Geographic Regions Exploration

Geographic Regions Exploration


At the start of this lesson, students are presented with a map of the United States that is divided into the eight geographic regions listed in the Virginia SOLs for USI (USI.2b). The students brainstorm why the United States is “separated” in this manner and discuss their questions and predictions as a class through the use of ActivEngage. Students use GoogleMaps and an online geographic layer map to analyze the various geographic regions of the United States and “discover” the reason for this division. At the end of the lesson, the students are presented with the SOL notes for each of the eight geographic regions. Using ActivEngage, the students predict which areas of their original map correspond to the different geographic regions listed in the Virginia SOLs.

TIPC Ratings

Approaching – 4

This lesson is designed as an introductory research lesson for 6th grade students. At the start of the lesson, the students use ActivEngage to construct research questions that will guide their investigation of the geographic regions. These research questions may not be thesis quality questions, but instead are intended as a starting point in getting students to make observations and conjectures that can be supported through research. As such, this lesson is also lacking in a discussion on how to determine the authority and accuracy of sources: This topic is covered later in the school year. Before the students use the tools available for their research, the teacher directly instructs on search techniques – how to use the various layers of the geographic layer map and search for images on Google Earth using latitude and longitude. While completing the lesson worksheet, the students apply these research techniques and respond to questions that prompt an analysis of information. In order to answer the worksheet questions fully and correctly match the SOL regions with the region on their map at the end of the lesson, the students must select, evaluate, and apply the information that they deem to be most important.

Developing – 3

Throughout the lesson, ActivEngage is also used as a classroom communication tool. Students add to a class brainstorm and refine their understanding of the geographic regions by reading and interpreting their classmates’ responses to various questions.
::::
### SET OF TASKS
1. For what grade level is the geographic regions lesson designed?
2. Pick up the geographic regions lesson description after its last sentence and continue it.
::::
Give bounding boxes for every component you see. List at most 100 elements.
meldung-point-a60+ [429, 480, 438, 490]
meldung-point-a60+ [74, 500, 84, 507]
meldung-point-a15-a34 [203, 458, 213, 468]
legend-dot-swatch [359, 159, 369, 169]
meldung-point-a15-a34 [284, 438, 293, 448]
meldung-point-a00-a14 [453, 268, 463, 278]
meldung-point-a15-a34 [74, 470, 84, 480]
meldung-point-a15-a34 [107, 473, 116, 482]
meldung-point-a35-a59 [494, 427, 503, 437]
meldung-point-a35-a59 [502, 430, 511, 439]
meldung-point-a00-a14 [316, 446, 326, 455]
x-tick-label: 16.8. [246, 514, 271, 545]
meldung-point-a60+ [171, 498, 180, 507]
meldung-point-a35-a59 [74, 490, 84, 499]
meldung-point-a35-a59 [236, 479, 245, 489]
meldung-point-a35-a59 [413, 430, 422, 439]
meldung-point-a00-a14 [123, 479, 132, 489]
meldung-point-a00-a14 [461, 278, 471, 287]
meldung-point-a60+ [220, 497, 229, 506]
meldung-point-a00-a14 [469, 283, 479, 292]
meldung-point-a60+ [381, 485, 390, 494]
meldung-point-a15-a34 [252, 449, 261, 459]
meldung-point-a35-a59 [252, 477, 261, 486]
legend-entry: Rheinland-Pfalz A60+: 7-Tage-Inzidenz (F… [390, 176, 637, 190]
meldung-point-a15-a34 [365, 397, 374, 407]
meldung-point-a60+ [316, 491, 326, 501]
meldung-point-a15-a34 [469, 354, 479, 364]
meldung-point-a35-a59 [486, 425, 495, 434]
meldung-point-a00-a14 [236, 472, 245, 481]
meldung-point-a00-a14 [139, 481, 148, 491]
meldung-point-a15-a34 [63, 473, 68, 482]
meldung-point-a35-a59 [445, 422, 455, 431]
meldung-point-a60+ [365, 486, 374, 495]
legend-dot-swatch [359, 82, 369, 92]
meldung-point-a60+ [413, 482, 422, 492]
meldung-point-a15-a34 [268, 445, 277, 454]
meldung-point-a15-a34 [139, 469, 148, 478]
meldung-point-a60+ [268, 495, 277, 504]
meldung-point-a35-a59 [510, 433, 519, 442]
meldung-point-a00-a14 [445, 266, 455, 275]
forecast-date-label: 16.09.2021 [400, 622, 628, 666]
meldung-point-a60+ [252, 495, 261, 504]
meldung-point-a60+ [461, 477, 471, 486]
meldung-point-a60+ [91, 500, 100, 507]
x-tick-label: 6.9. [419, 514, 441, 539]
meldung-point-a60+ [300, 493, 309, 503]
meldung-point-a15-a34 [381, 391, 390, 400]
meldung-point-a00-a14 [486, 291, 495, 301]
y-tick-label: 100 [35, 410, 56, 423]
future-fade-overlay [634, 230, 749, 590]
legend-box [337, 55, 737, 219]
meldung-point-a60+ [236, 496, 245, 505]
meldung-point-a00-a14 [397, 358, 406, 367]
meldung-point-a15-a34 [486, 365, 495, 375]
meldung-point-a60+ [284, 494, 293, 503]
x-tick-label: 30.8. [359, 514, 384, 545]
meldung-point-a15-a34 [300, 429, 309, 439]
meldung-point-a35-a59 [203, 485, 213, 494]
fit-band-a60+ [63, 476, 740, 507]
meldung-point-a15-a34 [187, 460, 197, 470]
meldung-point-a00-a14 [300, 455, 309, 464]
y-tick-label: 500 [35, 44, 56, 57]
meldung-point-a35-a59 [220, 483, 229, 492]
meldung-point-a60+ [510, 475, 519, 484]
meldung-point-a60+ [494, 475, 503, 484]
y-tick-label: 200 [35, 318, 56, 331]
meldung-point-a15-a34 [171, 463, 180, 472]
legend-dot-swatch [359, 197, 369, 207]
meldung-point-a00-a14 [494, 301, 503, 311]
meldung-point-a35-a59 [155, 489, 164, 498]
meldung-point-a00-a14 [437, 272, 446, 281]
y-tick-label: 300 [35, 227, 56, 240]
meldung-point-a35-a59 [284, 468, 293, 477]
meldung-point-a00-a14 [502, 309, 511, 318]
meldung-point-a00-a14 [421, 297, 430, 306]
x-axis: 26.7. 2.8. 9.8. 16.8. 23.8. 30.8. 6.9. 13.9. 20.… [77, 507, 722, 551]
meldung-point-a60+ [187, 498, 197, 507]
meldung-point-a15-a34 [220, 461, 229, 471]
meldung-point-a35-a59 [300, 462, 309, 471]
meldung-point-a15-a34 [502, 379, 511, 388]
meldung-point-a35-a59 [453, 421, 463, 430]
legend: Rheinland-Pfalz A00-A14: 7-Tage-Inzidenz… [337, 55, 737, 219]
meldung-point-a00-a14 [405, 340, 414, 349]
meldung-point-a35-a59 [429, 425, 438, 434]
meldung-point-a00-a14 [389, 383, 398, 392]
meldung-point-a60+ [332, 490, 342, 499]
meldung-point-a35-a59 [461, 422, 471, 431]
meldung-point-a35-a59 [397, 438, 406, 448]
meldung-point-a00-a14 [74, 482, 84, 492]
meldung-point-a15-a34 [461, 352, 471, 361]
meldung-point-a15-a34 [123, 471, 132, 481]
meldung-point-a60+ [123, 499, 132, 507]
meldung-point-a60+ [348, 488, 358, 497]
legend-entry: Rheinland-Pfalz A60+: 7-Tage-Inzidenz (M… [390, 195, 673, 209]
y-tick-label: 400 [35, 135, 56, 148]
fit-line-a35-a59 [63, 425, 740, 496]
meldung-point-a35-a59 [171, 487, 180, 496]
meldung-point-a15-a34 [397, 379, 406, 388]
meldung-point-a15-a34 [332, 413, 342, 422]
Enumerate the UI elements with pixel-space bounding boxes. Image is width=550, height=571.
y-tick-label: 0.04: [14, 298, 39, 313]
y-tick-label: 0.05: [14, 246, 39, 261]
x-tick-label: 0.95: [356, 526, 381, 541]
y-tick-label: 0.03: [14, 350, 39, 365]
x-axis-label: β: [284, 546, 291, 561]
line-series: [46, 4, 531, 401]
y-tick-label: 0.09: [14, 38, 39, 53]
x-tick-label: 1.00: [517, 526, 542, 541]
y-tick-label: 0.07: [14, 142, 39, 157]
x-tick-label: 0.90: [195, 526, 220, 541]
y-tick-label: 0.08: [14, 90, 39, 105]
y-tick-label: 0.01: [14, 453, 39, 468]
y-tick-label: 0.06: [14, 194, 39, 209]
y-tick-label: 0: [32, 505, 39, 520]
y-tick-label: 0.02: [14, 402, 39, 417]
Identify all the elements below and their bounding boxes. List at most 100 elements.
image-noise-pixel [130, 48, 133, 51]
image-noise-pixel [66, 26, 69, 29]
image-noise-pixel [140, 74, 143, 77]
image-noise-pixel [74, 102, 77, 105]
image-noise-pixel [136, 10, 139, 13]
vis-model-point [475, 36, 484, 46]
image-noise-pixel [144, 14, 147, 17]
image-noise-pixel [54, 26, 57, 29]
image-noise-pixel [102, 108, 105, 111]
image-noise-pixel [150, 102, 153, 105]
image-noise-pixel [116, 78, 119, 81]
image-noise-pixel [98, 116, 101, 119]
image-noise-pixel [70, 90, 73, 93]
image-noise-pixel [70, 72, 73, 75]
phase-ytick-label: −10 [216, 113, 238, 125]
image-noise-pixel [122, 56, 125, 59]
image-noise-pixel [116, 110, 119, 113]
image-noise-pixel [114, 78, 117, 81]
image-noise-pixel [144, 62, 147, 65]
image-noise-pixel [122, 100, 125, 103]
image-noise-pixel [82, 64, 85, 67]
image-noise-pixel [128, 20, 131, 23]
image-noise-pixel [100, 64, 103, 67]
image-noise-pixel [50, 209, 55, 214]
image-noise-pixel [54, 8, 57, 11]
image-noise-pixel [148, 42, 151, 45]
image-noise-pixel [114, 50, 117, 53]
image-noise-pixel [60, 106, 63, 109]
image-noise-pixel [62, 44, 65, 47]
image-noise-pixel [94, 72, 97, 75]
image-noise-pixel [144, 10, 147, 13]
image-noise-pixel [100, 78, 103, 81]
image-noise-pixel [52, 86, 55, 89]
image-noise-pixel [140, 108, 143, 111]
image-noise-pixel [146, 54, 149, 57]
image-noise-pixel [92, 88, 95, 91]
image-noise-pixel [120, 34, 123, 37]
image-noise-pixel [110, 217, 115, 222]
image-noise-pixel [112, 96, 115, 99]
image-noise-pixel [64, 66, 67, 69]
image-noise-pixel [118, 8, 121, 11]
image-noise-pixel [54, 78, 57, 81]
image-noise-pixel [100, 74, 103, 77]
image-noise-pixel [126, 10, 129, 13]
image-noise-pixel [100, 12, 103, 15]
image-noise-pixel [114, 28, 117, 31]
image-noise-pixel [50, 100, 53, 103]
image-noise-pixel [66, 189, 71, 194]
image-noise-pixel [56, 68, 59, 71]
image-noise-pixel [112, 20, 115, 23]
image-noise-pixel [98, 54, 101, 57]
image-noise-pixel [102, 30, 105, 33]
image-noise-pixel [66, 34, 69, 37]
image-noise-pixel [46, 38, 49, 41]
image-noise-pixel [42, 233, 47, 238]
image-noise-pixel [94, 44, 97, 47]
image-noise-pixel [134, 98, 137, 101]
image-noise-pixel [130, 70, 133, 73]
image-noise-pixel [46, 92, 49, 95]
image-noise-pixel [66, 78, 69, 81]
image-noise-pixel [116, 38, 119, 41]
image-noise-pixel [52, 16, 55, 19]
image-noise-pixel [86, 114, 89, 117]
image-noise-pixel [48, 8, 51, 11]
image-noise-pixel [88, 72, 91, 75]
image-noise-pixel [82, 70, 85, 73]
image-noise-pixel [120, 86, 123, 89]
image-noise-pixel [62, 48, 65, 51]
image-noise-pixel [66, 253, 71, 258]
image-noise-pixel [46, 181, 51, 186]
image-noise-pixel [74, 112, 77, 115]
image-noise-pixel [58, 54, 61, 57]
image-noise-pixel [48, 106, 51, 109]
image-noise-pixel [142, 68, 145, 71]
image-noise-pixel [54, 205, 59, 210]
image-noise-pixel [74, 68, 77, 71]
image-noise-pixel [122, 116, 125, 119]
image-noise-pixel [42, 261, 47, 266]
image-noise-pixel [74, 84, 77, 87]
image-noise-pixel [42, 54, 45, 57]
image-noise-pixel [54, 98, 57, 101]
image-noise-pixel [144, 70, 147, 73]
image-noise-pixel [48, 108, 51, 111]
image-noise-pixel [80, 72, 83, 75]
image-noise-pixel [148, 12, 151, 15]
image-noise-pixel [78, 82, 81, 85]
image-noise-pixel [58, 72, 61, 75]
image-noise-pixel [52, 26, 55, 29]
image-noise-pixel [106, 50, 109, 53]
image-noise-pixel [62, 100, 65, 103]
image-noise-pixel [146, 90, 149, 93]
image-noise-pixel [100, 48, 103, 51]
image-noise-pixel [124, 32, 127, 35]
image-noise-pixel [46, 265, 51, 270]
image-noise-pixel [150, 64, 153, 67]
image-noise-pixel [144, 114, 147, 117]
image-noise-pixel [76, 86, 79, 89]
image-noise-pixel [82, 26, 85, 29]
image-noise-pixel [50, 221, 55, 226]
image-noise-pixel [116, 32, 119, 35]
::::
### ANSWERS FOR THE EXERCISE
1. It is designed as an introductory research lesson for 6th grade students.

2.
Approaching – 5

Critical thinking is a main instructional focus for this particular lesson. At the start of the lesson, the students use ActivEngage to construct research questions that will guide their investigation of the geographic regions. The students then use GoogleMaps and the geographic later maps to think critically and determine why the regions are grouped the way they are. In order to complete this task, the students have to analyze and apply information from both sources. The students also create their own name for each geographic region using this information, which is another higher order thinking skill. In the ActivEngage questionnaire at the end of the lesson, the students justify their match of the region with the correct SOL notes by referencing specific information that they saw using the two digital tools. Although this lesson does not mirror a real-life task, the lesson is authentic to some extent because the students apply what they learn about the geographic regions to understand the way various societies live today. The degree of critical thinking and research involved in this lesson would not be possible to the same extent without the use of technology. Using the layer maps, the students are able to immediately see and manipulate an overlap of geographic features that would not be possible using paper maps. Additionally, students could view images of each of the geographic regions without access to GoogleMaps, but they could not visually place the images with a specific location otherwise.

Not Observed – 0

There is some aspect of creativity integrated into this lesson – the students question, summarize, make predictions, and generate new ideas (geographic region names). However, the students can complete this creative aspect of the lesson without the use of digial tools, as the students could do something similar while looking at paper maps.